#### Records shown ####

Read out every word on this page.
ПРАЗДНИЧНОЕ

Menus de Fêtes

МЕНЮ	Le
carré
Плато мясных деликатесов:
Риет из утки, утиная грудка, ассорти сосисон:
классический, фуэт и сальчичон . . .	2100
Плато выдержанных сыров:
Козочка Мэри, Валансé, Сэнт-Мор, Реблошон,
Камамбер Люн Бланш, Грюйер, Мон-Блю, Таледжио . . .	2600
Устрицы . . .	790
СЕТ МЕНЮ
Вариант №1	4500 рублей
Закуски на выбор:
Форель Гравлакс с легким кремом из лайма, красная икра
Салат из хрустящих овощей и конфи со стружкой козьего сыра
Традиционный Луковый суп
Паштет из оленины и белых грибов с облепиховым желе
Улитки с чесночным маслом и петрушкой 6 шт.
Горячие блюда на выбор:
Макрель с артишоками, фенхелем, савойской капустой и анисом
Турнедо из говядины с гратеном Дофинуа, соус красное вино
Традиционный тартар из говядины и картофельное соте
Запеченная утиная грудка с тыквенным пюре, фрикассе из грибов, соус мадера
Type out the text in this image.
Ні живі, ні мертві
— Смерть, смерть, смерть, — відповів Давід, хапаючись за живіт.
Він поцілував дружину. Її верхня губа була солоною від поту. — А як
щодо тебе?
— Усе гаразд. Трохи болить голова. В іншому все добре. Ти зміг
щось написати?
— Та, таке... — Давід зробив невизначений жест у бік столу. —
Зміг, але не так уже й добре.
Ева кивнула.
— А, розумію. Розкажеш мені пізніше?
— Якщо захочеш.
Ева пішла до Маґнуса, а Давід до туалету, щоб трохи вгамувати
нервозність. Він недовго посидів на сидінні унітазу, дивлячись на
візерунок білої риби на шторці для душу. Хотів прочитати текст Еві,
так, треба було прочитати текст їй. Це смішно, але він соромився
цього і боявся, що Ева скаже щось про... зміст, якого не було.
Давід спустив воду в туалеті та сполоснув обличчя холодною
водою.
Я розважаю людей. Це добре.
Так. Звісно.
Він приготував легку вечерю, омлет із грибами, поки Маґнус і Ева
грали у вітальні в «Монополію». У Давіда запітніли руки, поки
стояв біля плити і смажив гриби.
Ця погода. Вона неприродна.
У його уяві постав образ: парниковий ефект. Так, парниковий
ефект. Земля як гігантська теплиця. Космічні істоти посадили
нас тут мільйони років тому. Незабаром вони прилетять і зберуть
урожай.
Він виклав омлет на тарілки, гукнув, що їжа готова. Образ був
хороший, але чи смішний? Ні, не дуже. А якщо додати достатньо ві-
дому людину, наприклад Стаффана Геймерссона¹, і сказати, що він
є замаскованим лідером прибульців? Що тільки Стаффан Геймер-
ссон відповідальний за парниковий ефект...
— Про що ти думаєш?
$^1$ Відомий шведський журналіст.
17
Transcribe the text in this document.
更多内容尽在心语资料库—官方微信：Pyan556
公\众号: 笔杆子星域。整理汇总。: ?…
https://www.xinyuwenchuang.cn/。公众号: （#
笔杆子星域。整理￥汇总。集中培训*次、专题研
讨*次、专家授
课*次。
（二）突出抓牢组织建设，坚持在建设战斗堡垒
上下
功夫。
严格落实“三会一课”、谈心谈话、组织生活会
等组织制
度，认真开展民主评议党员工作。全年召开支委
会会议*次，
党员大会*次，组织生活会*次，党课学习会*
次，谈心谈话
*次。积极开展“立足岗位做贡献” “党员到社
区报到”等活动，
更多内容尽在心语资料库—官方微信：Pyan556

####

Written instruction = Above are the records; copy all of them exactly.

Exercise output =
Read out every word on this page.
ПРАЗДНИЧНОЕ

Menus de Fêtes

МЕНЮ	Le
carré
Плато мясных деликатесов:
Риет из утки, утиная грудка, ассорти сосисон:
классический, фуэт и сальчичон . . .	2100
Плато выдержанных сыров:
Козочка Мэри, Валансé, Сэнт-Мор, Реблошон,
Камамбер Люн Бланш, Грюйер, Мон-Блю, Таледжио . . .	2600
Устрицы . . .	790
СЕТ МЕНЮ
Вариант №1	4500 рублей
Закуски на выбор:
Форель Гравлакс с легким кремом из лайма, красная икра
Салат из хрустящих овощей и конфи со стружкой козьего сыра
Традиционный Луковый суп
Паштет из оленины и белых грибов с облепиховым желе
Улитки с чесночным маслом и петрушкой 6 шт.
Горячие блюда на выбор:
Макрель с артишоками, фенхелем, савойской капустой и анисом
Турнедо из говядины с гратеном Дофинуа, соус красное вино
Традиционный тартар из говядины и картофельное соте
Запеченная утиная грудка с тыквенным пюре, фрикассе из грибов, соус мадера
Type out the text in this image.
Ні живі, ні мертві
— Смерть, смерть, смерть, — відповів Давід, хапаючись за живіт.
Він поцілував дружину. Її верхня губа була солоною від поту. — А як
щодо тебе?
— Усе гаразд. Трохи болить голова. В іншому все добре. Ти зміг
щось написати?
— Та, таке... — Давід зробив невизначений жест у бік столу. —
Зміг, але не так уже й добре.
Ева кивнула.
— А, розумію. Розкажеш мені пізніше?
— Якщо захочеш.
Ева пішла до Маґнуса, а Давід до туалету, щоб трохи вгамувати
нервозність. Він недовго посидів на сидінні унітазу, дивлячись на
візерунок білої риби на шторці для душу. Хотів прочитати текст Еві,
так, треба було прочитати текст їй. Це смішно, але він соромився
цього і боявся, що Ева скаже щось про... зміст, якого не було.
Давід спустив воду в туалеті та сполоснув обличчя холодною
водою.
Я розважаю людей. Це добре.
Так. Звісно.
Він приготував легку вечерю, омлет із грибами, поки Маґнус і Ева
грали у вітальні в «Монополію». У Давіда запітніли руки, поки
стояв біля плити і смажив гриби.
Ця погода. Вона неприродна.
У його уяві постав образ: парниковий ефект. Так, парниковий
ефект. Земля як гігантська теплиця. Космічні істоти посадили
нас тут мільйони років тому. Незабаром вони прилетять і зберуть
урожай.
Він виклав омлет на тарілки, гукнув, що їжа готова. Образ був
хороший, але чи смішний? Ні, не дуже. А якщо додати достатньо ві-
дому людину, наприклад Стаффана Геймерссона¹, і сказати, що він
є замаскованим лідером прибульців? Що тільки Стаффан Геймер-
ссон відповідальний за парниковий ефект...
— Про що ти думаєш?
$^1$ Відомий шведський журналіст.
17
Transcribe the text in this document.
更多内容尽在心语资料库—官方微信：Pyan556
公\众号: 笔杆子星域。整理汇总。: ?…
https://www.xinyuwenchuang.cn/。公众号: （#
笔杆子星域。整理￥汇总。集中培训*次、专题研
讨*次、专家授
课*次。
（二）突出抓牢组织建设，坚持在建设战斗堡垒
上下
功夫。
严格落实“三会一课”、谈心谈话、组织生活会
等组织制
度，认真开展民主评议党员工作。全年召开支委
会会议*次，
党员大会*次，组织生活会*次，党课学习会*
次，谈心谈话
*次。积极开展“立足岗位做贡献” “党员到社
区报到”等活动，
更多内容尽在心语资料库—官方微信：Pyan556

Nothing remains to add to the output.